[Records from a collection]
⟨
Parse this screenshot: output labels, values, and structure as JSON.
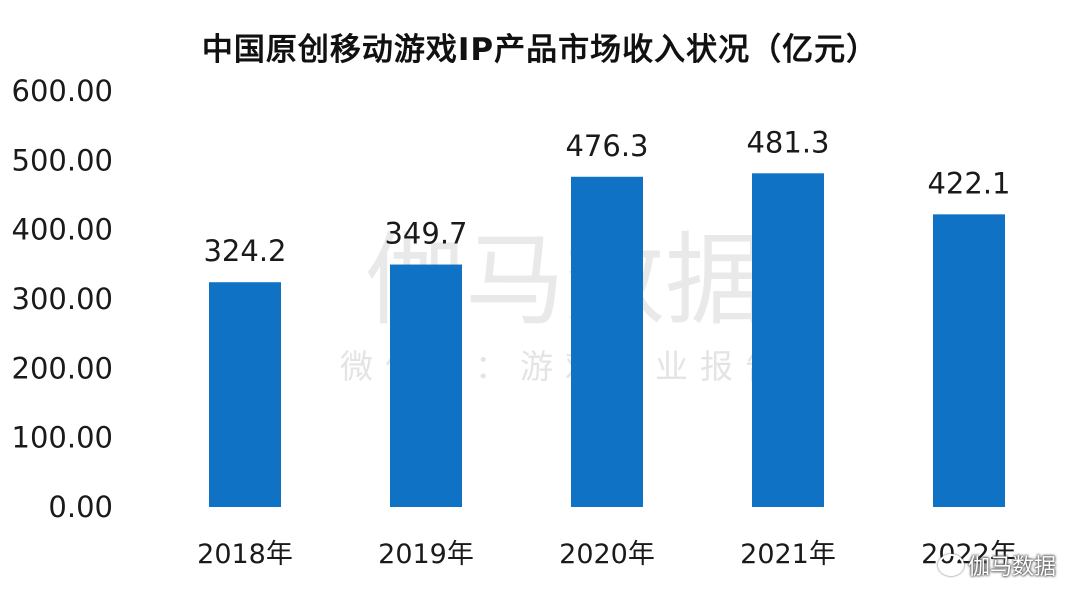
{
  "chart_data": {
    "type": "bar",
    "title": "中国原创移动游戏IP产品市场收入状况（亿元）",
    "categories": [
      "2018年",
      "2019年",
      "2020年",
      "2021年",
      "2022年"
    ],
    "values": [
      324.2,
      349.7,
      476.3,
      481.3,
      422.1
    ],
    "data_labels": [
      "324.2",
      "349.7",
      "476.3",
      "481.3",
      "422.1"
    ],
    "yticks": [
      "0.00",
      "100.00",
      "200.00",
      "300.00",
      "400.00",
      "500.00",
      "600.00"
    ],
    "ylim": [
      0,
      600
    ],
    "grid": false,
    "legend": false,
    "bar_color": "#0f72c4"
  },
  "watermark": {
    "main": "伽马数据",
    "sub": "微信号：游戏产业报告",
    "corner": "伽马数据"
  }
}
⟩
⟨
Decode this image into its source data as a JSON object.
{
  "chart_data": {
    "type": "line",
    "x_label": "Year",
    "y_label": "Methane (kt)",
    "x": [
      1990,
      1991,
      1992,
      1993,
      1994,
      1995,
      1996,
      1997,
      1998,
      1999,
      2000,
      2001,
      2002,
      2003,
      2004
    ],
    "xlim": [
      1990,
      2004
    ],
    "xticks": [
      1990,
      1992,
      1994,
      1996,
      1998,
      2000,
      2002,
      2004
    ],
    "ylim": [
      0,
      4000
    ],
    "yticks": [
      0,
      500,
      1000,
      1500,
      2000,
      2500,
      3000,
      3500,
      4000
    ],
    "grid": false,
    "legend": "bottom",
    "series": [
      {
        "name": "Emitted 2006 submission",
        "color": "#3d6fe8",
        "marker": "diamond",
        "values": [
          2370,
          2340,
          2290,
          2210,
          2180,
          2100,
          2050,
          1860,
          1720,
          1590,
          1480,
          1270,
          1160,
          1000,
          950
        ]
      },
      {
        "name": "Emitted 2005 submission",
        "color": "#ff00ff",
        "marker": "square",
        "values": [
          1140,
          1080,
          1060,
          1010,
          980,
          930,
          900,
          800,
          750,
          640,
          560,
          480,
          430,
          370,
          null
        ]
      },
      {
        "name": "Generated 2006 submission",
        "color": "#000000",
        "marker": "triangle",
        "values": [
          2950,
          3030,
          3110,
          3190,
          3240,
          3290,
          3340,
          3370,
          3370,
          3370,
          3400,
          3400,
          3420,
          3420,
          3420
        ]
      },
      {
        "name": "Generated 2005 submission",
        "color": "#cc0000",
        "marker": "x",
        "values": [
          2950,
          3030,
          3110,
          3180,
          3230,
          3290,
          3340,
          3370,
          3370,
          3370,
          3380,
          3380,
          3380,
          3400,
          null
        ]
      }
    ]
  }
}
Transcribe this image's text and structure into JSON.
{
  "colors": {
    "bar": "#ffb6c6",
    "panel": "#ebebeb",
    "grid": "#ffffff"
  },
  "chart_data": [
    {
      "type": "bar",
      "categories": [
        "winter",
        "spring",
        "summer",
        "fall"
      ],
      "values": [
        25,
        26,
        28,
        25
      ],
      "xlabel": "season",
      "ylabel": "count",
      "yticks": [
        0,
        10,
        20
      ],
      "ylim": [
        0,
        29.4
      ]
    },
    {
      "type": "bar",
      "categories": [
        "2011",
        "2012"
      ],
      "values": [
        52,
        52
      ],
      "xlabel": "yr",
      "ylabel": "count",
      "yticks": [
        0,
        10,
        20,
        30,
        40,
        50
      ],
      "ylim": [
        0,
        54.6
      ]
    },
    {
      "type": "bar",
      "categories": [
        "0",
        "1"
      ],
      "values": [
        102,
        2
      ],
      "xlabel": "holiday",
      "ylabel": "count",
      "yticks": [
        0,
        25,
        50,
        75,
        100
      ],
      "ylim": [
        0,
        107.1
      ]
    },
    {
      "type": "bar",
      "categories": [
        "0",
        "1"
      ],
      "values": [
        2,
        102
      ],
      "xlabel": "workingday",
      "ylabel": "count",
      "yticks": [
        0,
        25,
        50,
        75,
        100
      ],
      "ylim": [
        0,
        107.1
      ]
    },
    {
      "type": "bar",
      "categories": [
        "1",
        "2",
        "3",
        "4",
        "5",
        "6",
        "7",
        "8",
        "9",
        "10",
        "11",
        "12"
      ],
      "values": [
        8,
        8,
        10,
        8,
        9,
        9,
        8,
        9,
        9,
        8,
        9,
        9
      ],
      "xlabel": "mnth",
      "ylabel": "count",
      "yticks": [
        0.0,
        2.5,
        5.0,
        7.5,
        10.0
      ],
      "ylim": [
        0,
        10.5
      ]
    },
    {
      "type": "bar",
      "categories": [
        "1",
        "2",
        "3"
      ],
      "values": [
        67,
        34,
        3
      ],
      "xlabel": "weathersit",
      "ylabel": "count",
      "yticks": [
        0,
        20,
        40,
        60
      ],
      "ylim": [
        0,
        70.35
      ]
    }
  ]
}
⟩
Tally the lines in the entries above that hold the word "name". Reply with nothing but that count.

[Finished task]
4